What to produce:
List all lines in the material below that contain "团结型队伍".

*** Exercise materials ***

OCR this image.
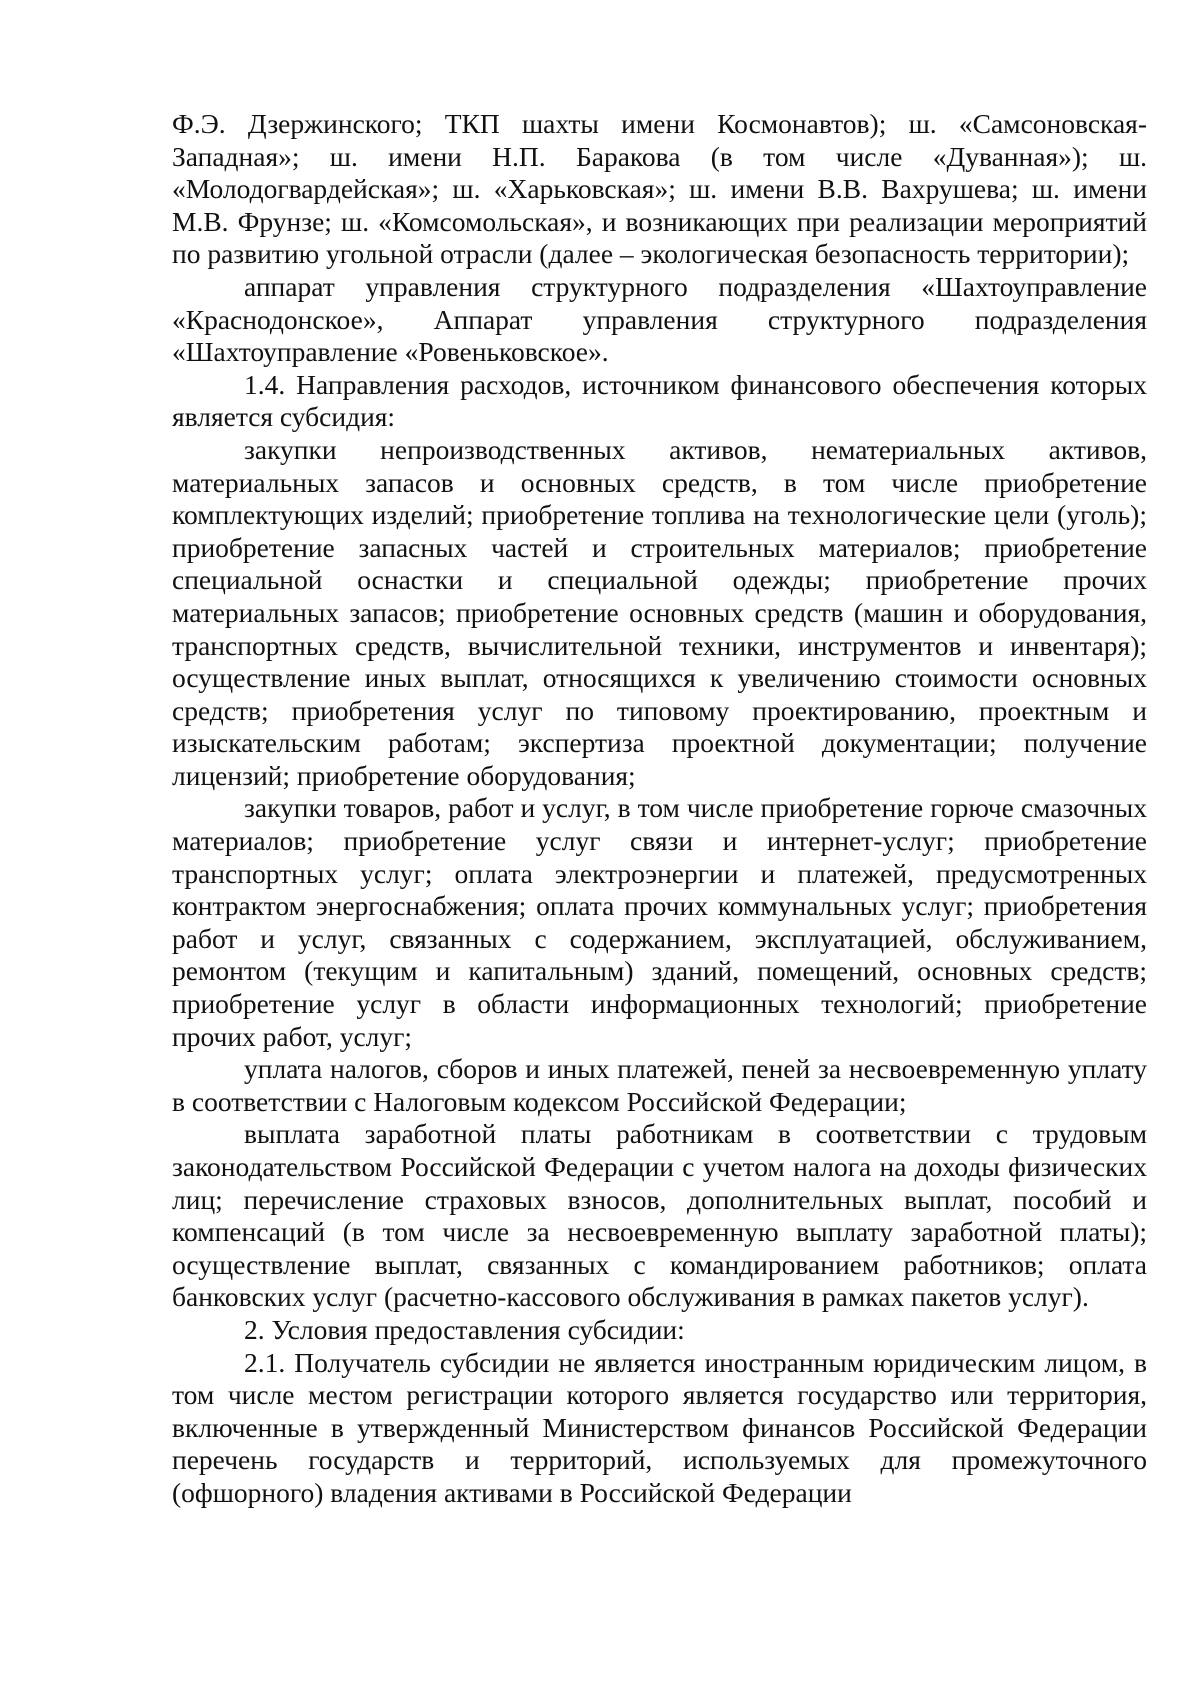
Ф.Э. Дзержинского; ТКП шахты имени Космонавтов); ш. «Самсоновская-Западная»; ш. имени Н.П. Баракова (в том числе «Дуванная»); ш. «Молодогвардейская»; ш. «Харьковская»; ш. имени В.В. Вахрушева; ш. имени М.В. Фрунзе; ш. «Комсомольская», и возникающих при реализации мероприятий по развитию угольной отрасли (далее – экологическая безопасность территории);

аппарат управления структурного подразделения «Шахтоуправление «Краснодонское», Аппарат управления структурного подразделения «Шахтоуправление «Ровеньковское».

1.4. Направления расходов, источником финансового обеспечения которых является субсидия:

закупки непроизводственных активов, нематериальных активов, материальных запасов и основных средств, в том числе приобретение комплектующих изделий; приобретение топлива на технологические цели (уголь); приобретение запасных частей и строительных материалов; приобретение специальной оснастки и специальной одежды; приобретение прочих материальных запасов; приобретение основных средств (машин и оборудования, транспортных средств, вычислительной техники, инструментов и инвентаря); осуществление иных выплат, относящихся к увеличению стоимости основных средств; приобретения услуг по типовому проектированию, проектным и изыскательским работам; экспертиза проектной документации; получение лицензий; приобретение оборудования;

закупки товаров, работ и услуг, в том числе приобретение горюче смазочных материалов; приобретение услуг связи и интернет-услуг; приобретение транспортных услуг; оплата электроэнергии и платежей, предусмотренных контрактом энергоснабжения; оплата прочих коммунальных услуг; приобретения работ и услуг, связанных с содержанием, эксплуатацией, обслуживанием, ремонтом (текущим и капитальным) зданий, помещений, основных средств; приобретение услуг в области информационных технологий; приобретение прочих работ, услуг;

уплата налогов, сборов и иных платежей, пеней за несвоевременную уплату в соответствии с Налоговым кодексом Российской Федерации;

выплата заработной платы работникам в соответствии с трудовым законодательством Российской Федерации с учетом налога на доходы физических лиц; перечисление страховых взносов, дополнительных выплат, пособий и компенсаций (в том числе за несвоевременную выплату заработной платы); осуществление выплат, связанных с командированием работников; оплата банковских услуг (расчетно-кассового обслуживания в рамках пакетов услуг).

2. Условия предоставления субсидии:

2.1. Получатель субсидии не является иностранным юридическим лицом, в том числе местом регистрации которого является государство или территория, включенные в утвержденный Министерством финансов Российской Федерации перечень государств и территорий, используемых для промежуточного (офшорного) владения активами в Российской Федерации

***
*** Exercise materials ***

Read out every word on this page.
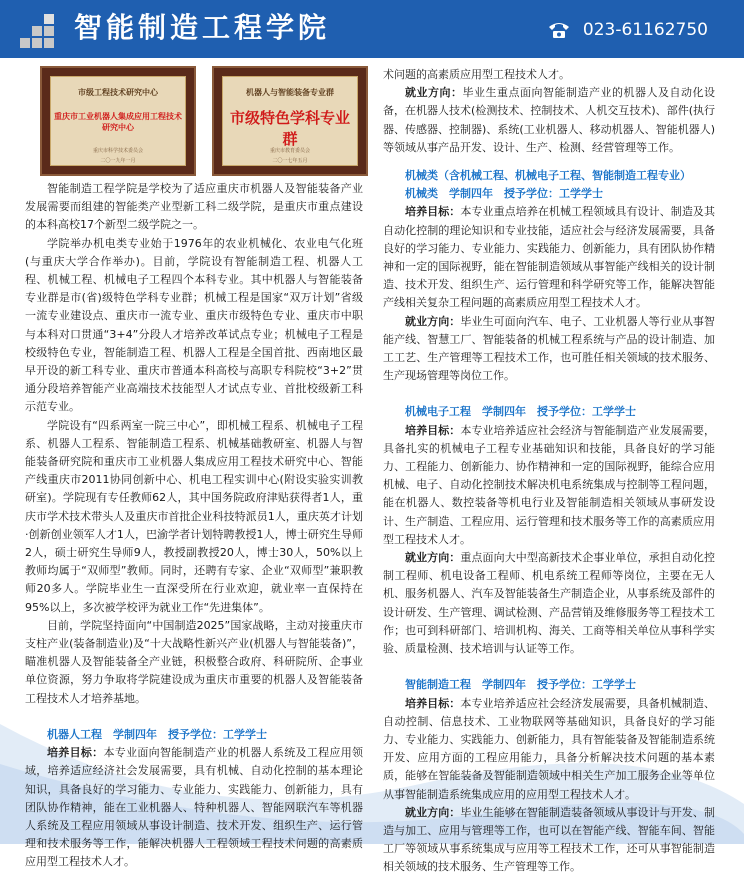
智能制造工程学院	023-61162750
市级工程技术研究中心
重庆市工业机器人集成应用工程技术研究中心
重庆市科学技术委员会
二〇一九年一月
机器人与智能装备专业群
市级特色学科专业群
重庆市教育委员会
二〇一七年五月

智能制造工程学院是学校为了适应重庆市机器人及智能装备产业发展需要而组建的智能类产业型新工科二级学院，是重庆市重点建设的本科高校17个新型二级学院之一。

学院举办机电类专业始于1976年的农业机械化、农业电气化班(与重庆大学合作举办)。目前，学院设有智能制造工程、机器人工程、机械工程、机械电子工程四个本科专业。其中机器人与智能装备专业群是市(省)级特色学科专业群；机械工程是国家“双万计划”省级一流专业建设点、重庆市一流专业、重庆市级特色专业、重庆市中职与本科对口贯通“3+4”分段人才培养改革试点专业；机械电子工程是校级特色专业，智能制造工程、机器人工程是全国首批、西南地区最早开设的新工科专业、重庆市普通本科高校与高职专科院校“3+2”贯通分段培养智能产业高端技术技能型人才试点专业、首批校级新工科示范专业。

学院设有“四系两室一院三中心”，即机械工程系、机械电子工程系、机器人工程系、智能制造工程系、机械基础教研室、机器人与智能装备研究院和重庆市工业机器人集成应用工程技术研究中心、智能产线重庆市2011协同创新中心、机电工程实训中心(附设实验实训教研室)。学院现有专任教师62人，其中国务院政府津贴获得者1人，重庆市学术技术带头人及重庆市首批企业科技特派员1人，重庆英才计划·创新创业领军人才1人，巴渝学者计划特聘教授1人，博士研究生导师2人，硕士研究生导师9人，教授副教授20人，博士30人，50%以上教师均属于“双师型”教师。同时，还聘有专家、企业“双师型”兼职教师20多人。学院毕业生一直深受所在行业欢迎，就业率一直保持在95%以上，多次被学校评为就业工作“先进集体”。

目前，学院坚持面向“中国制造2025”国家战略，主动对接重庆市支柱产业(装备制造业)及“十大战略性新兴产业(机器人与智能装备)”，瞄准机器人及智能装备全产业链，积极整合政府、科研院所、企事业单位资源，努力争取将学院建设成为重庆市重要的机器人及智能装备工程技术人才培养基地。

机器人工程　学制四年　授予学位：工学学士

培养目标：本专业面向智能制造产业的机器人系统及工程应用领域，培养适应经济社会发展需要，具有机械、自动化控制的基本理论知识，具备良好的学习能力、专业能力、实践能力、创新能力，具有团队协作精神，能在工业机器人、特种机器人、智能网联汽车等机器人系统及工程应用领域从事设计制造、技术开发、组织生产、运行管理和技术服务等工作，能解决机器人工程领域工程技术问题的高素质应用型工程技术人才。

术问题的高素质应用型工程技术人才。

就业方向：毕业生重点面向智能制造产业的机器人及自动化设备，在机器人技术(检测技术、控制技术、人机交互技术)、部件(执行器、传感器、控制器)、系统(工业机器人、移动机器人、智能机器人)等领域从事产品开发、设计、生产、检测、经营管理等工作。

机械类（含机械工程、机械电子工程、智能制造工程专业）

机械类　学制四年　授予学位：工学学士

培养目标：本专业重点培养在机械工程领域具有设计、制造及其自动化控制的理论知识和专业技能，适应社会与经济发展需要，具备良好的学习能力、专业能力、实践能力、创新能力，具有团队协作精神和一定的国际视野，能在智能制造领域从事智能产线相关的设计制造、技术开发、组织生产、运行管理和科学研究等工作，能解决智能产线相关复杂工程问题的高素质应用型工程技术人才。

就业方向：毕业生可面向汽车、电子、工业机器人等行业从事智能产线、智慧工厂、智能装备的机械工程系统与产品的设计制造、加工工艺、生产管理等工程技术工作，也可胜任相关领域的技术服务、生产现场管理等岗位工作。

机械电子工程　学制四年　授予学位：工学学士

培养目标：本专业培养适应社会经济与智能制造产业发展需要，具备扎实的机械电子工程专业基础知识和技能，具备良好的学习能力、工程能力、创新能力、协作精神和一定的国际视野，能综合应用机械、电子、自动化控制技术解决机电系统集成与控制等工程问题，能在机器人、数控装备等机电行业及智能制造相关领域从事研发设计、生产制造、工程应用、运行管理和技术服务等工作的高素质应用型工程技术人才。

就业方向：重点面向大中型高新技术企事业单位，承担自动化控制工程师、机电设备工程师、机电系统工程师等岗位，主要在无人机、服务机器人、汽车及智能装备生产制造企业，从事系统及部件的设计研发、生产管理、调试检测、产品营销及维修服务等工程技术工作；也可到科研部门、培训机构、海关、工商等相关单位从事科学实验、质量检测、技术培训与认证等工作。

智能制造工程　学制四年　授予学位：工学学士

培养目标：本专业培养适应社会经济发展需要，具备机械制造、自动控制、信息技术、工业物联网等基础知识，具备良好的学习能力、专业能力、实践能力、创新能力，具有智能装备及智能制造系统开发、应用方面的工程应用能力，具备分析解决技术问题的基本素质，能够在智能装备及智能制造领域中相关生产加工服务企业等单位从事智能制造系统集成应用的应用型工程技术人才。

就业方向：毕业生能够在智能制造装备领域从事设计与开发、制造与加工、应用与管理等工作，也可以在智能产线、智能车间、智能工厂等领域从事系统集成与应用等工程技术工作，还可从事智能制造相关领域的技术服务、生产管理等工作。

***
*** Exercise materials ***

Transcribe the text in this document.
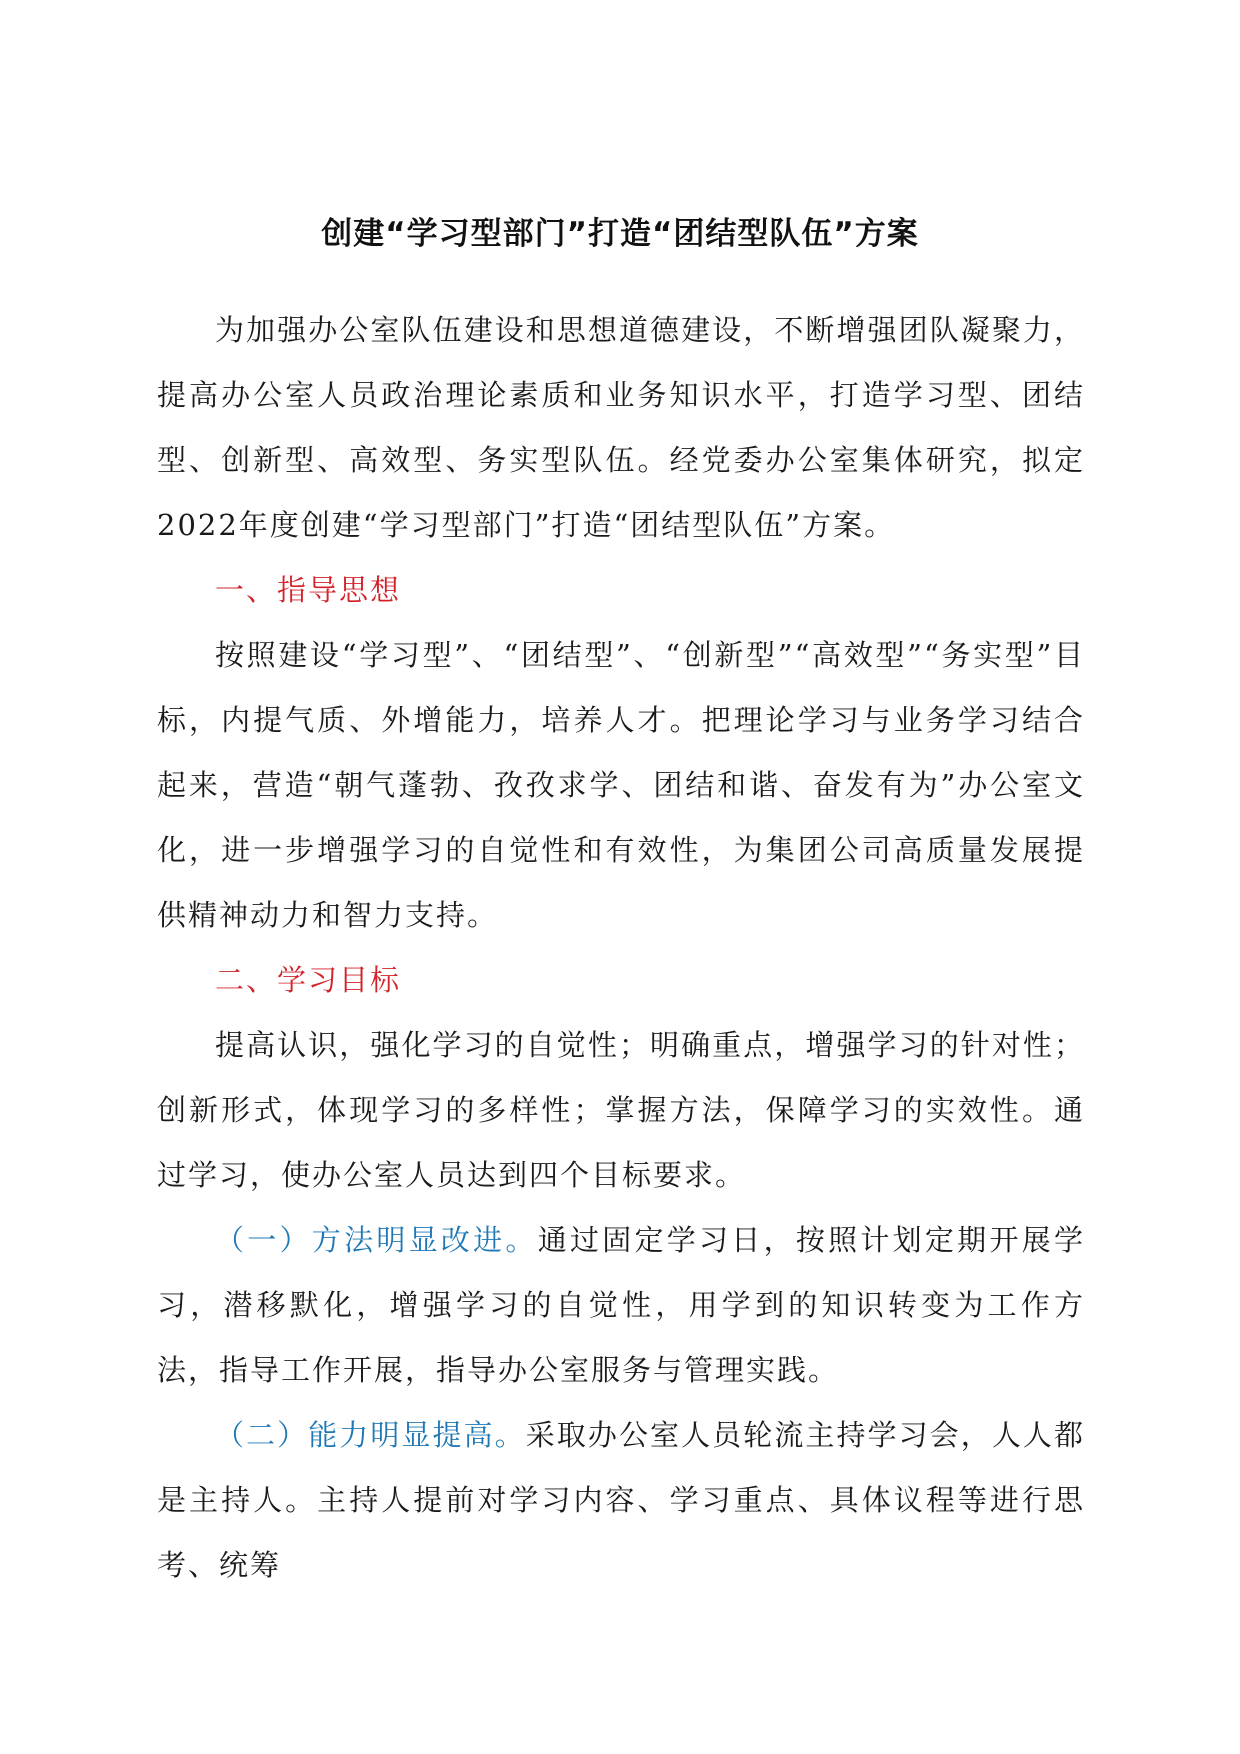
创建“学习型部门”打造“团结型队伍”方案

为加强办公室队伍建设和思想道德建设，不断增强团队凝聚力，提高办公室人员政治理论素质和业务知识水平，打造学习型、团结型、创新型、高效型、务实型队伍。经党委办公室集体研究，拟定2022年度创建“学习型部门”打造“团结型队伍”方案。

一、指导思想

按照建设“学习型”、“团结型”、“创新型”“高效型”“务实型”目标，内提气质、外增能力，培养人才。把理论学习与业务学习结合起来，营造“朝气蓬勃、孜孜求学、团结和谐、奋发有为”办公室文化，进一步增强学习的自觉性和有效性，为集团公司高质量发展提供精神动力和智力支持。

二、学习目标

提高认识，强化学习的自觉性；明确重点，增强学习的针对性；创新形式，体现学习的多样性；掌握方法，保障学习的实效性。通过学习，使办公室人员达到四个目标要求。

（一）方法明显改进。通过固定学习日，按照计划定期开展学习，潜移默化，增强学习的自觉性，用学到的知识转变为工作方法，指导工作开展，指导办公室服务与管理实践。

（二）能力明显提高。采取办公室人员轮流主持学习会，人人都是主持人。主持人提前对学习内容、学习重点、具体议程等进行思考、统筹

***

Worked solution:
创建“学习型部门”打造“团结型队伍”方案
为加强办公室队伍建设和思想道德建设，不断增强团队凝聚力，提高办公室人员政治理论素质和业务知识水平，打造学习型、团结型、创新型、高效型、务实型队伍。经党委办公室集体研究，拟定2022年度创建“学习型部门”打造“团结型队伍”方案。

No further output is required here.